SHORT PROBLEM — Select the lines below containing the word "프런트도어쿼터글래스".

MATERIAL PROVIDED —
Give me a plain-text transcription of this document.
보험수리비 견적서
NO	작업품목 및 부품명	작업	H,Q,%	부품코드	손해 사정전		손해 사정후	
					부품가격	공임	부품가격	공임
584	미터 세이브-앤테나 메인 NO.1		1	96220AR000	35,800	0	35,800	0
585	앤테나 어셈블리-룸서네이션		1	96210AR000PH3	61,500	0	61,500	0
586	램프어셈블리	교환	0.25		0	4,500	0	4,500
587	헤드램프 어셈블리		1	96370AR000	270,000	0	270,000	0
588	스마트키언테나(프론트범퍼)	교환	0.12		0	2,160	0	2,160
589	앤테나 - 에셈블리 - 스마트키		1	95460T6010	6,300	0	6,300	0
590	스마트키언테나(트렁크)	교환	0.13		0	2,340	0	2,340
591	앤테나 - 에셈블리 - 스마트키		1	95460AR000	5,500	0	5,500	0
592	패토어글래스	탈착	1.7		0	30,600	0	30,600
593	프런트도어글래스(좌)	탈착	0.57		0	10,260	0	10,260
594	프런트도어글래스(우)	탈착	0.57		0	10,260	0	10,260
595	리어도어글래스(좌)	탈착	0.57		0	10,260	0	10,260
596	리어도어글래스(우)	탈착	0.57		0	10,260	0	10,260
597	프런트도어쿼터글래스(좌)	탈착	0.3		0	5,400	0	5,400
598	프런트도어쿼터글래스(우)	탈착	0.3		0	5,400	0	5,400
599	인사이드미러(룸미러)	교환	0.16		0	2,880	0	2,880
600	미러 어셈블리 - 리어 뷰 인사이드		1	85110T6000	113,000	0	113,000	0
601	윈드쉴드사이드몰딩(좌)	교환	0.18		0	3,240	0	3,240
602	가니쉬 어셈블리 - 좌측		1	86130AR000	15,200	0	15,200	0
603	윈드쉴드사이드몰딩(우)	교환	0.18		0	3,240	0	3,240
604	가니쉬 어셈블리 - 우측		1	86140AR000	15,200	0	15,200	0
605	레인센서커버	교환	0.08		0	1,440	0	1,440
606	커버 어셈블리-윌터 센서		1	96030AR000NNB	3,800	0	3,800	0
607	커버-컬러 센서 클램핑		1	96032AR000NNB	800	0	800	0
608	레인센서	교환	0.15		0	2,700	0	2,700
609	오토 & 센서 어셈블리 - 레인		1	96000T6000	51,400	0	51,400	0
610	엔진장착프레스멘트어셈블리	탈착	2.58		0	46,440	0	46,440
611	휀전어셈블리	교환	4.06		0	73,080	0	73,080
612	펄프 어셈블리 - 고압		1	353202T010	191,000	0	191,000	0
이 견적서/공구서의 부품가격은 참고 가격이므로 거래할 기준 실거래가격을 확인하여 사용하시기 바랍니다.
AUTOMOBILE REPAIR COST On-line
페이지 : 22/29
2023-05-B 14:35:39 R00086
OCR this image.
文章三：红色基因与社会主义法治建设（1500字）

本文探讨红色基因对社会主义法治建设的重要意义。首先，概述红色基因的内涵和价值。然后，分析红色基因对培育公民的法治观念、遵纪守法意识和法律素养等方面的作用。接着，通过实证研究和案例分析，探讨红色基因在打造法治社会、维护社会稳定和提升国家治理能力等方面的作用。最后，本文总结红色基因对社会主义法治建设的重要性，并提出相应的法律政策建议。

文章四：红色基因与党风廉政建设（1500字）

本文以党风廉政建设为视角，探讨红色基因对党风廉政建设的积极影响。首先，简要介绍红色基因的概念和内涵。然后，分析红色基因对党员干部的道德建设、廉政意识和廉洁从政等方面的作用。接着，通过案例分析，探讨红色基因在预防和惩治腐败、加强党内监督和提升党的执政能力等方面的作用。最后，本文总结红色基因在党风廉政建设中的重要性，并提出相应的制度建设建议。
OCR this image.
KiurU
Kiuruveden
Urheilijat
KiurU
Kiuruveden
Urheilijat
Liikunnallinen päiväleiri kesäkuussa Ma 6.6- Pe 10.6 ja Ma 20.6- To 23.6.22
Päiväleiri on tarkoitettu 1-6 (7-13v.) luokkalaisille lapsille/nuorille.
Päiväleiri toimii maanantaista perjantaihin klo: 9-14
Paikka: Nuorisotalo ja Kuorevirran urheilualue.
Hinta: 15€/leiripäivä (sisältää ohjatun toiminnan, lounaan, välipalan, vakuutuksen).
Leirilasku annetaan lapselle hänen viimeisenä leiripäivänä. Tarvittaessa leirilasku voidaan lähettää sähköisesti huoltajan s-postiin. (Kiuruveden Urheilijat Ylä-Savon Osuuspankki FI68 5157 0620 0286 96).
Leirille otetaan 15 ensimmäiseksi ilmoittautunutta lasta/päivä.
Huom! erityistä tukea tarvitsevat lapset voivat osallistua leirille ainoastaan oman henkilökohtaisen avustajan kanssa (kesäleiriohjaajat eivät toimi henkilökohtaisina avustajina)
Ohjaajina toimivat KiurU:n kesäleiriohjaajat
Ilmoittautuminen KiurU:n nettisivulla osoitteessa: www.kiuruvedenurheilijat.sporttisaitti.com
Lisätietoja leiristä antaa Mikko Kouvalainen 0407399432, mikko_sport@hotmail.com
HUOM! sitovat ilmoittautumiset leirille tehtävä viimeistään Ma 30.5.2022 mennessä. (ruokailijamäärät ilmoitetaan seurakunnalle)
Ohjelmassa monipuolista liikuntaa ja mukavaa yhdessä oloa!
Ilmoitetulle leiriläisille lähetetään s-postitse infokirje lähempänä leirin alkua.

SOLUTION FOR THIS TASK —
597	프런트도어쿼터글래스(좌)	탈착	0.3		0	5,400	0	5,400
598	프런트도어쿼터글래스(우)	탈착	0.3		0	5,400	0	5,400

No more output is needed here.